Data shown -
"""
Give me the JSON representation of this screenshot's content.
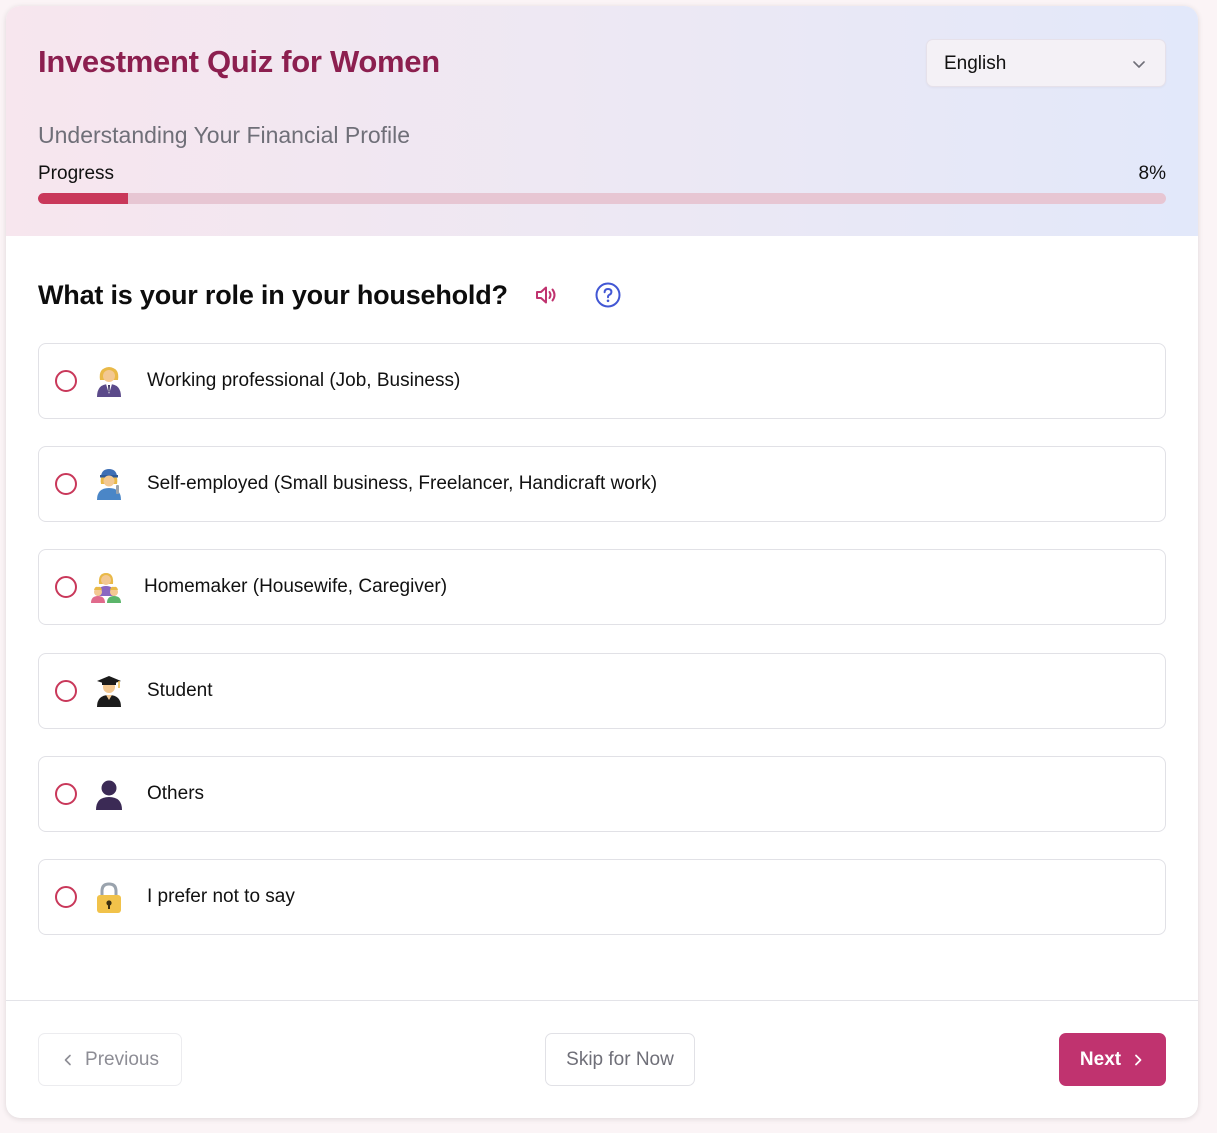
{
  "header": {
    "title": "Investment Quiz for Women",
    "language": {
      "selected": "English",
      "icon": "chevron-down-icon"
    },
    "subtitle": "Understanding Your Financial Profile",
    "progress": {
      "label": "Progress",
      "value_text": "8%",
      "value": 8
    }
  },
  "question": {
    "text": "What is your role in your household?",
    "speaker_icon": "speaker-icon",
    "help_icon": "help-icon",
    "options": [
      {
        "label": "Working professional (Job, Business)",
        "icon": "woman-office-worker-icon"
      },
      {
        "label": "Self-employed (Small business, Freelancer, Handicraft work)",
        "icon": "woman-mechanic-icon"
      },
      {
        "label": "Homemaker (Housewife, Caregiver)",
        "icon": "family-icon"
      },
      {
        "label": "Student",
        "icon": "graduate-icon"
      },
      {
        "label": "Others",
        "icon": "person-silhouette-icon"
      },
      {
        "label": "I prefer not to say",
        "icon": "lock-icon"
      }
    ]
  },
  "footer": {
    "previous_label": "Previous",
    "skip_label": "Skip for Now",
    "next_label": "Next"
  },
  "colors": {
    "accent": "#c0336f",
    "title": "#8c1f4f",
    "radio": "#c9385a",
    "help": "#4257d4"
  }
}
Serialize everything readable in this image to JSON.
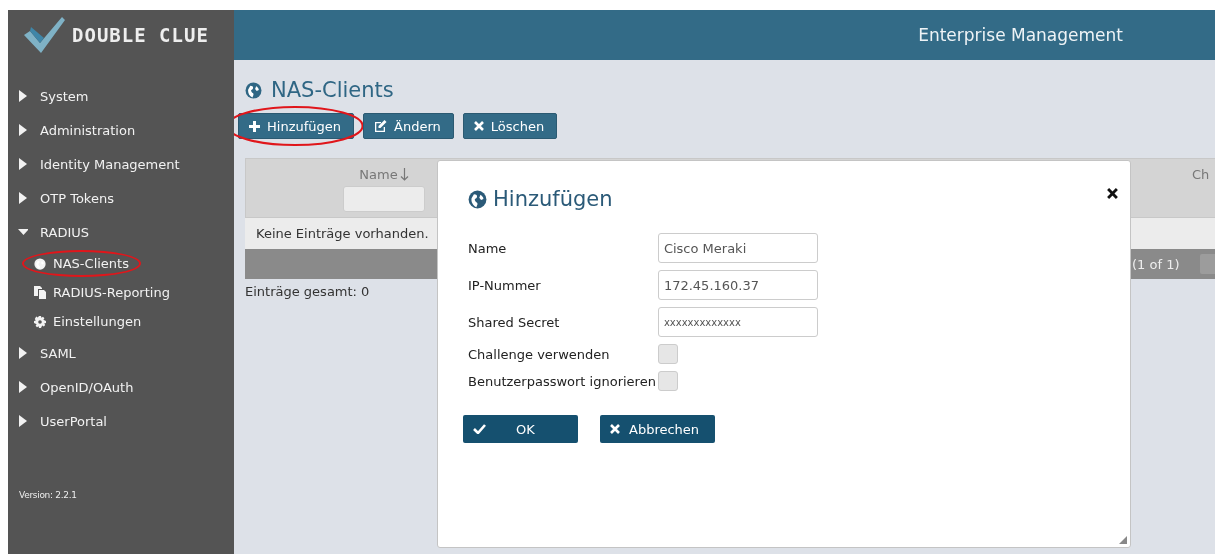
{
  "logo": {
    "text": "DOUBLE CLUE"
  },
  "header": {
    "title": "Enterprise Management"
  },
  "sidebar": {
    "items": [
      {
        "label": "System",
        "expanded": false
      },
      {
        "label": "Administration",
        "expanded": false
      },
      {
        "label": "Identity Management",
        "expanded": false
      },
      {
        "label": "OTP Tokens",
        "expanded": false
      },
      {
        "label": "RADIUS",
        "expanded": true,
        "children": [
          {
            "label": "NAS-Clients",
            "highlighted": true
          },
          {
            "label": "RADIUS-Reporting",
            "highlighted": false
          },
          {
            "label": "Einstellungen",
            "highlighted": false
          }
        ]
      },
      {
        "label": "SAML",
        "expanded": false
      },
      {
        "label": "OpenID/OAuth",
        "expanded": false
      },
      {
        "label": "UserPortal",
        "expanded": false
      }
    ],
    "version": "Version: 2.2.1"
  },
  "page": {
    "title": "NAS-Clients",
    "toolbar": [
      {
        "label": "Hinzufügen",
        "highlighted": true
      },
      {
        "label": "Ändern",
        "highlighted": false
      },
      {
        "label": "Löschen",
        "highlighted": false
      }
    ],
    "table": {
      "columns": [
        {
          "label": "Name"
        },
        {
          "label": "Ch"
        }
      ],
      "empty_message": "Keine Einträge vorhanden.",
      "pager": "(1 of 1)",
      "total": "Einträge gesamt: 0"
    }
  },
  "dialog": {
    "title": "Hinzufügen",
    "fields": [
      {
        "kind": "text",
        "label": "Name",
        "value": "Cisco Meraki"
      },
      {
        "kind": "text",
        "label": "IP-Nummer",
        "value": "172.45.160.37"
      },
      {
        "kind": "secret",
        "label": "Shared Secret",
        "value": "xxxxxxxxxxxxx"
      },
      {
        "kind": "checkbox",
        "label": "Challenge verwenden",
        "checked": false
      },
      {
        "kind": "checkbox",
        "label": "Benutzerpasswort ignorieren",
        "checked": false
      }
    ],
    "buttons": [
      {
        "label": "OK"
      },
      {
        "label": "Abbrechen"
      }
    ]
  }
}
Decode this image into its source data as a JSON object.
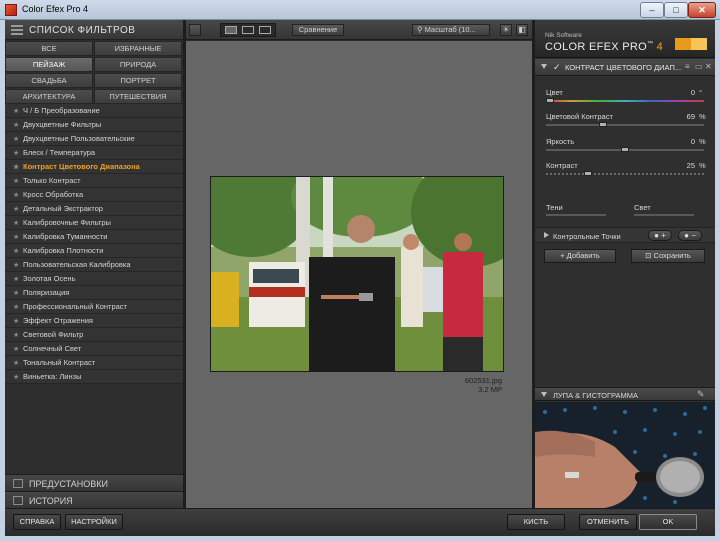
"""
What to work on - Transcribe the full listing character for character. Pictures are excluded.

Answer below -
Give me the JSON representation of this screenshot's content.
{
  "header": {
    "title": "Investment Quiz for Women",
    "language": {
      "selected": "English",
      "icon": "chevron-down-icon"
    },
    "subtitle": "Understanding Your Financial Profile",
    "progress": {
      "label": "Progress",
      "value_text": "8%",
      "value": 8
    }
  },
  "question": {
    "text": "What is your role in your household?",
    "speaker_icon": "speaker-icon",
    "help_icon": "help-icon",
    "options": [
      {
        "label": "Working professional (Job, Business)",
        "icon": "woman-office-worker-icon"
      },
      {
        "label": "Self-employed (Small business, Freelancer, Handicraft work)",
        "icon": "woman-mechanic-icon"
      },
      {
        "label": "Homemaker (Housewife, Caregiver)",
        "icon": "family-icon"
      },
      {
        "label": "Student",
        "icon": "graduate-icon"
      },
      {
        "label": "Others",
        "icon": "person-silhouette-icon"
      },
      {
        "label": "I prefer not to say",
        "icon": "lock-icon"
      }
    ]
  },
  "footer": {
    "previous_label": "Previous",
    "skip_label": "Skip for Now",
    "next_label": "Next"
  },
  "colors": {
    "accent": "#c0336f",
    "title": "#8c1f4f",
    "radio": "#c9385a",
    "help": "#4257d4"
  }
}
Serialize everything readable in this image to JSON.
{
  "logo": {
    "text": "DOUBLE CLUE"
  },
  "header": {
    "title": "Enterprise Management"
  },
  "sidebar": {
    "items": [
      {
        "label": "System",
        "expanded": false
      },
      {
        "label": "Administration",
        "expanded": false
      },
      {
        "label": "Identity Management",
        "expanded": false
      },
      {
        "label": "OTP Tokens",
        "expanded": false
      },
      {
        "label": "RADIUS",
        "expanded": true,
        "children": [
          {
            "label": "NAS-Clients",
            "highlighted": true
          },
          {
            "label": "RADIUS-Reporting",
            "highlighted": false
          },
          {
            "label": "Einstellungen",
            "highlighted": false
          }
        ]
      },
      {
        "label": "SAML",
        "expanded": false
      },
      {
        "label": "OpenID/OAuth",
        "expanded": false
      },
      {
        "label": "UserPortal",
        "expanded": false
      }
    ],
    "version": "Version: 2.2.1"
  },
  "page": {
    "title": "NAS-Clients",
    "toolbar": [
      {
        "label": "Hinzufügen",
        "highlighted": true
      },
      {
        "label": "Ändern",
        "highlighted": false
      },
      {
        "label": "Löschen",
        "highlighted": false
      }
    ],
    "table": {
      "columns": [
        {
          "label": "Name"
        },
        {
          "label": "Ch"
        }
      ],
      "empty_message": "Keine Einträge vorhanden.",
      "pager": "(1 of 1)",
      "total": "Einträge gesamt: 0"
    }
  },
  "dialog": {
    "title": "Hinzufügen",
    "fields": [
      {
        "kind": "text",
        "label": "Name",
        "value": "Cisco Meraki"
      },
      {
        "kind": "text",
        "label": "IP-Nummer",
        "value": "172.45.160.37"
      },
      {
        "kind": "secret",
        "label": "Shared Secret",
        "value": "xxxxxxxxxxxxx"
      },
      {
        "kind": "checkbox",
        "label": "Challenge verwenden",
        "checked": false
      },
      {
        "kind": "checkbox",
        "label": "Benutzerpasswort ignorieren",
        "checked": false
      }
    ],
    "buttons": [
      {
        "label": "OK"
      },
      {
        "label": "Abbrechen"
      }
    ]
  }
}
Decode this image into its source data as a JSON object.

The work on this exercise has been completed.